* _Required task_: Retype the material in full, keeping every word the same.

Dataset records:

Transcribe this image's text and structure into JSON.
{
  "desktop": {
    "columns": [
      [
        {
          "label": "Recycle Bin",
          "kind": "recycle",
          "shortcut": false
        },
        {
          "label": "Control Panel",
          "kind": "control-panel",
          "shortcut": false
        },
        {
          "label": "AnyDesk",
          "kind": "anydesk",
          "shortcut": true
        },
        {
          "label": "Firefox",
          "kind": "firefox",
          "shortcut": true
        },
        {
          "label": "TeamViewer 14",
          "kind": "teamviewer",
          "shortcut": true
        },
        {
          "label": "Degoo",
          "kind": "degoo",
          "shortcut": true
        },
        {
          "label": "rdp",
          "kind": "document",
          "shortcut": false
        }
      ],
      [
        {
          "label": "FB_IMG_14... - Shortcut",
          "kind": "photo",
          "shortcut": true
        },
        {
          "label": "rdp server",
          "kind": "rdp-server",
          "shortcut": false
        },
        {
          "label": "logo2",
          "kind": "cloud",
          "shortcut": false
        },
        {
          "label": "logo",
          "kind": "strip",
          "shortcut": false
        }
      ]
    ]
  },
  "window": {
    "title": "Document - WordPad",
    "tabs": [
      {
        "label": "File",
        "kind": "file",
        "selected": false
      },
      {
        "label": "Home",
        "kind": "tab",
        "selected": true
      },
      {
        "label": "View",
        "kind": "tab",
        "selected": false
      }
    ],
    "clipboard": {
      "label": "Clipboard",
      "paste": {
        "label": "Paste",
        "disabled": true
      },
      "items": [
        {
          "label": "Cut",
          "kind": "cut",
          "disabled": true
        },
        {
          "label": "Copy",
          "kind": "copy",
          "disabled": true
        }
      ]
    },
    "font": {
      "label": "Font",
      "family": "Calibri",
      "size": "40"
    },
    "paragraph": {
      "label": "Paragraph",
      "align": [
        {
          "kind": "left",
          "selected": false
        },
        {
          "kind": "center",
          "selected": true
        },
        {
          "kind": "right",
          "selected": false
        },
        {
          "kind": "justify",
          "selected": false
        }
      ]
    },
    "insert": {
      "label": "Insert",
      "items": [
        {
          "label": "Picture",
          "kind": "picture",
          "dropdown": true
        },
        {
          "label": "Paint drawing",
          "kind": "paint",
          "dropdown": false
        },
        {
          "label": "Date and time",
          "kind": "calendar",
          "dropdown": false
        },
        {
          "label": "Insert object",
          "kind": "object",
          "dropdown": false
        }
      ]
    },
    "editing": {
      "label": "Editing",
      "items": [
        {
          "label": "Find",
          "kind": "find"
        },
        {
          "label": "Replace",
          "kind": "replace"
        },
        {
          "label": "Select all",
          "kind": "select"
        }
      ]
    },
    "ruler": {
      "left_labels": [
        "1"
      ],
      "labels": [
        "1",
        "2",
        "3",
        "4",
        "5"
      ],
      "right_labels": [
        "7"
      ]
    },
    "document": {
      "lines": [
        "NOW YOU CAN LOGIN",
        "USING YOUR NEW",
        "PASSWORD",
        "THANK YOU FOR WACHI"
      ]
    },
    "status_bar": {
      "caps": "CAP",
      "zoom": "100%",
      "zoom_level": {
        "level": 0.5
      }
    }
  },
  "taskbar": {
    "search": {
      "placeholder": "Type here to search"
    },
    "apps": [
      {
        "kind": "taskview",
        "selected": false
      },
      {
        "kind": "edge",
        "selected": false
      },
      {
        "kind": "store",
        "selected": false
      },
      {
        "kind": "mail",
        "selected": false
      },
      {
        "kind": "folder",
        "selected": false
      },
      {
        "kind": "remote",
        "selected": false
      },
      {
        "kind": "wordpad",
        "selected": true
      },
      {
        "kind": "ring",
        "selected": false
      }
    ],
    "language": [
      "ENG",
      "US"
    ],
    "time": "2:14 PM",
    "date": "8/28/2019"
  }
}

* _Response for this exercise_:
Transcribe this image's text and structure into JSON.
{
  "desktop": {
    "columns": [
      [
        {
          "label": "Recycle Bin",
          "kind": "recycle",
          "shortcut": false
        },
        {
          "label": "Control Panel",
          "kind": "control-panel",
          "shortcut": false
        },
        {
          "label": "AnyDesk",
          "kind": "anydesk",
          "shortcut": true
        },
        {
          "label": "Firefox",
          "kind": "firefox",
          "shortcut": true
        },
        {
          "label": "TeamViewer 14",
          "kind": "teamviewer",
          "shortcut": true
        },
        {
          "label": "Degoo",
          "kind": "degoo",
          "shortcut": true
        },
        {
          "label": "rdp",
          "kind": "document",
          "shortcut": false
        }
      ],
      [
        {
          "label": "FB_IMG_14... - Shortcut",
          "kind": "photo",
          "shortcut": true
        },
        {
          "label": "rdp server",
          "kind": "rdp-server",
          "shortcut": false
        },
        {
          "label": "logo2",
          "kind": "cloud",
          "shortcut": false
        },
        {
          "label": "logo",
          "kind": "strip",
          "shortcut": false
        }
      ]
    ]
  },
  "window": {
    "title": "Document - WordPad",
    "tabs": [
      {
        "label": "File",
        "kind": "file",
        "selected": false
      },
      {
        "label": "Home",
        "kind": "tab",
        "selected": true
      },
      {
        "label": "View",
        "kind": "tab",
        "selected": false
      }
    ],
    "clipboard": {
      "label": "Clipboard",
      "paste": {
        "label": "Paste",
        "disabled": true
      },
      "items": [
        {
          "label": "Cut",
          "kind": "cut",
          "disabled": true
        },
        {
          "label": "Copy",
          "kind": "copy",
          "disabled": true
        }
      ]
    },
    "font": {
      "label": "Font",
      "family": "Calibri",
      "size": "40"
    },
    "paragraph": {
      "label": "Paragraph",
      "align": [
        {
          "kind": "left",
          "selected": false
        },
        {
          "kind": "center",
          "selected": true
        },
        {
          "kind": "right",
          "selected": false
        },
        {
          "kind": "justify",
          "selected": false
        }
      ]
    },
    "insert": {
      "label": "Insert",
      "items": [
        {
          "label": "Picture",
          "kind": "picture",
          "dropdown": true
        },
        {
          "label": "Paint drawing",
          "kind": "paint",
          "dropdown": false
        },
        {
          "label": "Date and time",
          "kind": "calendar",
          "dropdown": false
        },
        {
          "label": "Insert object",
          "kind": "object",
          "dropdown": false
        }
      ]
    },
    "editing": {
      "label": "Editing",
      "items": [
        {
          "label": "Find",
          "kind": "find"
        },
        {
          "label": "Replace",
          "kind": "replace"
        },
        {
          "label": "Select all",
          "kind": "select"
        }
      ]
    },
    "ruler": {
      "left_labels": [
        "1"
      ],
      "labels": [
        "1",
        "2",
        "3",
        "4",
        "5"
      ],
      "right_labels": [
        "7"
      ]
    },
    "document": {
      "lines": [
        "NOW YOU CAN LOGIN",
        "USING YOUR NEW",
        "PASSWORD",
        "THANK YOU FOR WACHI"
      ]
    },
    "status_bar": {
      "caps": "CAP",
      "zoom": "100%",
      "zoom_level": {
        "level": 0.5
      }
    }
  },
  "taskbar": {
    "search": {
      "placeholder": "Type here to search"
    },
    "apps": [
      {
        "kind": "taskview",
        "selected": false
      },
      {
        "kind": "edge",
        "selected": false
      },
      {
        "kind": "store",
        "selected": false
      },
      {
        "kind": "mail",
        "selected": false
      },
      {
        "kind": "folder",
        "selected": false
      },
      {
        "kind": "remote",
        "selected": false
      },
      {
        "kind": "wordpad",
        "selected": true
      },
      {
        "kind": "ring",
        "selected": false
      }
    ],
    "language": [
      "ENG",
      "US"
    ],
    "time": "2:14 PM",
    "date": "8/28/2019"
  }
}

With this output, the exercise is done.